Problem: Search the material for "text" and show all lines that contain it.

# # # #

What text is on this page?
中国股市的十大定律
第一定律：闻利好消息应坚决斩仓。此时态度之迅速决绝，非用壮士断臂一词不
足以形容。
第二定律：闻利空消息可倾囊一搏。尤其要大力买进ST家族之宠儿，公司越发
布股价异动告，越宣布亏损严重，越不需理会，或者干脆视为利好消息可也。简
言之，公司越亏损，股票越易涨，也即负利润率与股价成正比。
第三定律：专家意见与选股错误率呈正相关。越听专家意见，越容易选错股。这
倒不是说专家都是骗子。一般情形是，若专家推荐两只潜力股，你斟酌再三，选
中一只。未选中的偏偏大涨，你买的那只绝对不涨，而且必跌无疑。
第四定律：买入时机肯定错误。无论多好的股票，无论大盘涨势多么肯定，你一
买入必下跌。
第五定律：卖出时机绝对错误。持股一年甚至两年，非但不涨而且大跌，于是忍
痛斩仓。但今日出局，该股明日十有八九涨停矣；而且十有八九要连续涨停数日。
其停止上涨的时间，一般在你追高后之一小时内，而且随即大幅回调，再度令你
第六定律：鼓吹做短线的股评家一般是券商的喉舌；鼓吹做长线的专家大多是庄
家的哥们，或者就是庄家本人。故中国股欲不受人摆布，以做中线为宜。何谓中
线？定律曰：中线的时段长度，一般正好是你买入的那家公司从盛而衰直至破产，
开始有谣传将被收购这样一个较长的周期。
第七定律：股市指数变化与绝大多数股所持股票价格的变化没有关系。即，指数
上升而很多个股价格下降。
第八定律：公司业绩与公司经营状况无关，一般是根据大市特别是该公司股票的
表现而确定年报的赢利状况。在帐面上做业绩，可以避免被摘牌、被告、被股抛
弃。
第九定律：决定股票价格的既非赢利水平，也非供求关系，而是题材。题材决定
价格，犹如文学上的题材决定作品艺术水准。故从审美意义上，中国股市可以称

# # # #

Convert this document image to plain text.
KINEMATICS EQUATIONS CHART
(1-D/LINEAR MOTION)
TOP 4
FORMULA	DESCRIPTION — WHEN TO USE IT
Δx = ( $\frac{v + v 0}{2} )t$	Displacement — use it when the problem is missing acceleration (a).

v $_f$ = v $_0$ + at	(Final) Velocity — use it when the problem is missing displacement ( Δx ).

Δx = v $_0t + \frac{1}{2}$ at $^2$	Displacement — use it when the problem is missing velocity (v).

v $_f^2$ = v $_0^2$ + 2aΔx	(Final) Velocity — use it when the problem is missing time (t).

# # # #

Answer for the task:
What text is on this page?
Convert this document image to plain text.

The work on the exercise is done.